Scan the entries below for the word "JSON". Copy each line that has it.

## PROVIDED MATERIAL
####
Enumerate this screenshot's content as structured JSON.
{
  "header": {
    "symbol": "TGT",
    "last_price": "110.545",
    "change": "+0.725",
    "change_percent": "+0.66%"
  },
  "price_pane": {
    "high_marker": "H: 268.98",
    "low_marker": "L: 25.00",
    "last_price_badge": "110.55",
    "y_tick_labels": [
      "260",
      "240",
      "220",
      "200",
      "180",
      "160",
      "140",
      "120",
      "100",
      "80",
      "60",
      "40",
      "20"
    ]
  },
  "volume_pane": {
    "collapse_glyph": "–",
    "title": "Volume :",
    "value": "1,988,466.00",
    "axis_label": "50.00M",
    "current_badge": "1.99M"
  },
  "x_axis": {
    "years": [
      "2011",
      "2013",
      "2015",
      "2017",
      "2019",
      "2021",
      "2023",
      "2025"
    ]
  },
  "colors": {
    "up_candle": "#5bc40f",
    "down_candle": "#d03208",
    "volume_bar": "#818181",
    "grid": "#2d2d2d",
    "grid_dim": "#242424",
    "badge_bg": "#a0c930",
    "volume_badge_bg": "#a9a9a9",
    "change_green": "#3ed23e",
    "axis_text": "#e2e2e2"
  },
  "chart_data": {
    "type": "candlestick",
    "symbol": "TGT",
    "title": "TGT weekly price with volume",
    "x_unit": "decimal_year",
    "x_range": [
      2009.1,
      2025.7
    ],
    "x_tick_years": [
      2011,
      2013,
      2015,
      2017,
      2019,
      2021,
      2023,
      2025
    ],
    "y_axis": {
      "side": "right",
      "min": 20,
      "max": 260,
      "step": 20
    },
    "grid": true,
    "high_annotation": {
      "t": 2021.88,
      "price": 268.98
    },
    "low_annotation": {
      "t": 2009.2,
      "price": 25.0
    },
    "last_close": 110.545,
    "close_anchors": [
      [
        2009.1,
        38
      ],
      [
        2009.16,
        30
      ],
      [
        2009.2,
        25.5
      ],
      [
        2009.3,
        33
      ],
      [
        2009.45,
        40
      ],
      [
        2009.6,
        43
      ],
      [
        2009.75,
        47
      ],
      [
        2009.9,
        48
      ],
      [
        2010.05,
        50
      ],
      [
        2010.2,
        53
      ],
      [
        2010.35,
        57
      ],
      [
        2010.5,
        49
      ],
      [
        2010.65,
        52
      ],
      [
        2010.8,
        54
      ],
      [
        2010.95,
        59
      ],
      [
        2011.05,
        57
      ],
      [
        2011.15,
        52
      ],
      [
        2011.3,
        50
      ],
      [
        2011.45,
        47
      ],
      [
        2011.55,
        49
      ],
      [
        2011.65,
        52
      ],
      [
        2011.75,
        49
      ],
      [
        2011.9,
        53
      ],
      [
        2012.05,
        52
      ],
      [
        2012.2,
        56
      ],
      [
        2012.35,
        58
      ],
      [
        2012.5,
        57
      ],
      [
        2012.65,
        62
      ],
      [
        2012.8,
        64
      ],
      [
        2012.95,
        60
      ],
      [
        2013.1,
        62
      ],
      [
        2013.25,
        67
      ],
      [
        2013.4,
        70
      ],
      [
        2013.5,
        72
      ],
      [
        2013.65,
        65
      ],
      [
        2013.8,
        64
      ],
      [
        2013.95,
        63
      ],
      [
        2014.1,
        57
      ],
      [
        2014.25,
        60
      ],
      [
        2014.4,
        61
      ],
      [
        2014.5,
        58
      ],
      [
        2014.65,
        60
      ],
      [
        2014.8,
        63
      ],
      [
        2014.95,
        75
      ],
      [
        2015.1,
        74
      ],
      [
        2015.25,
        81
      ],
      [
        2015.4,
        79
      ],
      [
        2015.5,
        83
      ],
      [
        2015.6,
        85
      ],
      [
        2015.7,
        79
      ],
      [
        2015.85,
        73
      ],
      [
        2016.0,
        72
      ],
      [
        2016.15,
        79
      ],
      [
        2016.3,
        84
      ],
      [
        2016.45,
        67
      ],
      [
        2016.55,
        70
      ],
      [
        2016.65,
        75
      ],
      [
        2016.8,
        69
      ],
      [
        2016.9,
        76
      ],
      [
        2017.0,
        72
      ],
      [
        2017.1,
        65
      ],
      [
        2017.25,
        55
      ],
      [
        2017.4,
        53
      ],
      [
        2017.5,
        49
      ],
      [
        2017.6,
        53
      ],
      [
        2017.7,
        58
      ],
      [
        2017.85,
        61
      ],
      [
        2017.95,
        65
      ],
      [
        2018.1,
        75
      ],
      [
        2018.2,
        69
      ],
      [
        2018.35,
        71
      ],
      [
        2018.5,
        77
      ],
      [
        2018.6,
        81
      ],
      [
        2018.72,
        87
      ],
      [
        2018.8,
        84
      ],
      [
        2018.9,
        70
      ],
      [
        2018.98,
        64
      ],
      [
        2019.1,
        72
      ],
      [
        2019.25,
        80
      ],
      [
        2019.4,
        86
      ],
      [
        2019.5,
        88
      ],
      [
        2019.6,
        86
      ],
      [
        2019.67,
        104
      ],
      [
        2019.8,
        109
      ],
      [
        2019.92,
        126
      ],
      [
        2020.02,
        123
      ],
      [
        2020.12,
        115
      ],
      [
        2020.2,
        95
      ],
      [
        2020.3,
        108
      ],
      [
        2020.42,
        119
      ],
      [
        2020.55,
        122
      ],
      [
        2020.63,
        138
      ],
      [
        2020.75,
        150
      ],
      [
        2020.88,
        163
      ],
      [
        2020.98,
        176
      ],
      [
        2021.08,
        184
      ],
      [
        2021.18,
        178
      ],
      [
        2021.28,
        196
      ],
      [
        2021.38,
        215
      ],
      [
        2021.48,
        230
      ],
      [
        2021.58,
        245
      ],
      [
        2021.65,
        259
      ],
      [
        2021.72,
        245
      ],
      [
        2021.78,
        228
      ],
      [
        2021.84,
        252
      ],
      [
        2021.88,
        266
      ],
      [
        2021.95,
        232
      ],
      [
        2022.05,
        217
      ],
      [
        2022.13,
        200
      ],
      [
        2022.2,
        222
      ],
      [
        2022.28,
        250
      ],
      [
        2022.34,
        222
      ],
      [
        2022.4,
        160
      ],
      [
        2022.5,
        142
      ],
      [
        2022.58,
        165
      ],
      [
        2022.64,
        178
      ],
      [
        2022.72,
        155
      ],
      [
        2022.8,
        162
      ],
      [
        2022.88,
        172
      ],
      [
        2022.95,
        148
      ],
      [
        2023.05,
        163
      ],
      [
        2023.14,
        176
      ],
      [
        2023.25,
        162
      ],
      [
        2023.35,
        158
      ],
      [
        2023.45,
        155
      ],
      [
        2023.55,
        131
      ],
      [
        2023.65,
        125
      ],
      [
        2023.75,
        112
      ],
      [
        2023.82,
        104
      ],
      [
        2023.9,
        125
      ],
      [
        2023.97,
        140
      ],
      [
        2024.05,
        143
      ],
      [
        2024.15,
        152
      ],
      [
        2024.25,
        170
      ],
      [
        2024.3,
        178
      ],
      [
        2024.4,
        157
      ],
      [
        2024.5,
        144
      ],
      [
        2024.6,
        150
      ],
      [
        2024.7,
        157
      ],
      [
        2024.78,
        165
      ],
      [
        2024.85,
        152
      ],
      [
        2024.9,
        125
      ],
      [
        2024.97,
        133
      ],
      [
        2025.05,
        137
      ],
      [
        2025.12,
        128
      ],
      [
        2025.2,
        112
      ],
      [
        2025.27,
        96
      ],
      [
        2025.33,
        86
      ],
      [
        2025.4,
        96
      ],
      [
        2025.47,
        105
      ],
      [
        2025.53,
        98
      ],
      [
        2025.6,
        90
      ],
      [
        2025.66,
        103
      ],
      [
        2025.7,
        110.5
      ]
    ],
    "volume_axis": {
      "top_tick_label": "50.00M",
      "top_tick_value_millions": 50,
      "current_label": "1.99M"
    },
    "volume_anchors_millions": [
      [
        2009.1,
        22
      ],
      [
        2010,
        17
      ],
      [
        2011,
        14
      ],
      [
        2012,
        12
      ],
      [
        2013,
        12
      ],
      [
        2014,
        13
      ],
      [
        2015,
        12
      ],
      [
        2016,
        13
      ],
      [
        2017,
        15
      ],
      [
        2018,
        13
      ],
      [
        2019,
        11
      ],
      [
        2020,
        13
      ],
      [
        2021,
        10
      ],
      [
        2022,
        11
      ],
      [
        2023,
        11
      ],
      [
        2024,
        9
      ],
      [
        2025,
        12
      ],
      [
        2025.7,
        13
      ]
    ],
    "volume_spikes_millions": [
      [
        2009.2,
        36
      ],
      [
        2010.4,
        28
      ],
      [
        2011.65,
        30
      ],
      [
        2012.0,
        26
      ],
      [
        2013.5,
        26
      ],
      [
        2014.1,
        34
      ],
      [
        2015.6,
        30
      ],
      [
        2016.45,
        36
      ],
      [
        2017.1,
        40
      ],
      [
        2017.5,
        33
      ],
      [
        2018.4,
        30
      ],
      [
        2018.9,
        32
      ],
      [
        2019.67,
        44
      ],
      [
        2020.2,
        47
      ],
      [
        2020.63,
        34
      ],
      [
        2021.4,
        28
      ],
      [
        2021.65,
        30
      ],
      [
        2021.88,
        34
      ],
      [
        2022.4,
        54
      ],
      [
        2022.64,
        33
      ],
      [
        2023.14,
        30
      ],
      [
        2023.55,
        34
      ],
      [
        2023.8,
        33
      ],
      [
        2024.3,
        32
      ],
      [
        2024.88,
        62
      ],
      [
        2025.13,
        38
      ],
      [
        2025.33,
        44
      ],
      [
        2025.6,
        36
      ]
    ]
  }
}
####
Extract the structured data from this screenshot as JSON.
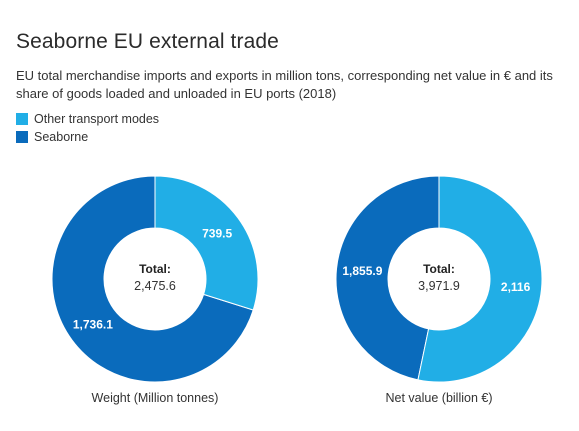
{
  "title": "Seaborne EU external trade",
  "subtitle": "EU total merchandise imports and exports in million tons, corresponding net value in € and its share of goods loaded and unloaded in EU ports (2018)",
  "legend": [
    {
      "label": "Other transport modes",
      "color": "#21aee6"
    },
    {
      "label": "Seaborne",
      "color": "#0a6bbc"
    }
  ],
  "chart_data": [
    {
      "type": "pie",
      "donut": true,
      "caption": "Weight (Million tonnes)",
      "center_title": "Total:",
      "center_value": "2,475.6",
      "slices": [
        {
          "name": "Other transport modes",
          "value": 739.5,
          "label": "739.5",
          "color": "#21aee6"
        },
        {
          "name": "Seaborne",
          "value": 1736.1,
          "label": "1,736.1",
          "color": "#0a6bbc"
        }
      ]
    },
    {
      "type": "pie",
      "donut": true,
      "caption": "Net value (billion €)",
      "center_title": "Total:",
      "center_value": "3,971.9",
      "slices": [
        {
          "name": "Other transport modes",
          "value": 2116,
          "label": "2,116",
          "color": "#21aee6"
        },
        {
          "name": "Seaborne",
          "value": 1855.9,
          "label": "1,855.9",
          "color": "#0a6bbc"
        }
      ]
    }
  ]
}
####
## SOLVED PROBLEM
Enumerate this screenshot's content as structured JSON.
Extract the structured data from this screenshot as JSON.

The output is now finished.